Task prompt >> Update the items from the first line through the line containing "letter-paragraph: От имени", changing "to-label" to "addressee-label" and keeping everything else the same.

══ Data shown ══

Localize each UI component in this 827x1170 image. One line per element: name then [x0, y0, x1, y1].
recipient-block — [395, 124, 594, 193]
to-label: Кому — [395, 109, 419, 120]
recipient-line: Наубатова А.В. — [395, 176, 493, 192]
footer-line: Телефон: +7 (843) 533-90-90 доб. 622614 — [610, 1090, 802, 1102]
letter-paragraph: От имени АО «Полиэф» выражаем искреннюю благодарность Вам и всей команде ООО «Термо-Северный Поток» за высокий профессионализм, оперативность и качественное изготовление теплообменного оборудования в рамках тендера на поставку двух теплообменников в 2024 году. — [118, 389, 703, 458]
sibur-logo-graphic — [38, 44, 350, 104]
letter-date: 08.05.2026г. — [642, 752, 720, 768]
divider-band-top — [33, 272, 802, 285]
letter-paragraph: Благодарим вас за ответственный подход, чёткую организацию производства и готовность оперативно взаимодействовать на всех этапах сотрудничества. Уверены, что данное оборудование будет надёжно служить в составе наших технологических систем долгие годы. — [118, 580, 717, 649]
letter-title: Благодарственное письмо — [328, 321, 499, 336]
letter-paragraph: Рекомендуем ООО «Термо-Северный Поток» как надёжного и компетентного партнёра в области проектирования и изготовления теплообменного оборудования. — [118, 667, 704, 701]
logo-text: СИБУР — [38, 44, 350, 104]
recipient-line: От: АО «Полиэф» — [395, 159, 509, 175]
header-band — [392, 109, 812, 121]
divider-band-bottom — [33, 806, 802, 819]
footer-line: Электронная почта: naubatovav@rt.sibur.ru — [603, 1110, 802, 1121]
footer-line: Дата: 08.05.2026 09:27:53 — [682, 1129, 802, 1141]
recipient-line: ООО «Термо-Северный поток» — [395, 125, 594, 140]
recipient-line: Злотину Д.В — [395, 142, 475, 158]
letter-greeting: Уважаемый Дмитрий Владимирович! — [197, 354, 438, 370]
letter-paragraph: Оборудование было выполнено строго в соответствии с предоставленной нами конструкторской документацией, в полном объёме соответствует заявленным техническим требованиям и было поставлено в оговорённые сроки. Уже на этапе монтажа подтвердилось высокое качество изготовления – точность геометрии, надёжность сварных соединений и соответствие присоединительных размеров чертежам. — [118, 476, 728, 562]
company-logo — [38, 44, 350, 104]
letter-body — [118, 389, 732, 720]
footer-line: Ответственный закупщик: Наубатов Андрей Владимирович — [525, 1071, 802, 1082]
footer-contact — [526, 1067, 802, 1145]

═══

Result of this exercise >>
Localize each UI component in this 827x1170 image. One line per element: name then [x0, y0, x1, y1].
recipient-block — [395, 124, 594, 193]
addressee-label: Кому — [395, 109, 419, 120]
recipient-line: Наубатова А.В. — [395, 176, 493, 192]
footer-line: Телефон: +7 (843) 533-90-90 доб. 622614 — [610, 1090, 802, 1102]
letter-paragraph: От имени АО «Полиэф» выражаем искреннюю благодарность Вам и всей команде ООО «Термо-Северный Поток» за высокий профессионализм, оперативность и качественное изготовление теплообменного оборудования в рамках тендера на поставку двух теплообменников в 2024 году. — [118, 389, 703, 458]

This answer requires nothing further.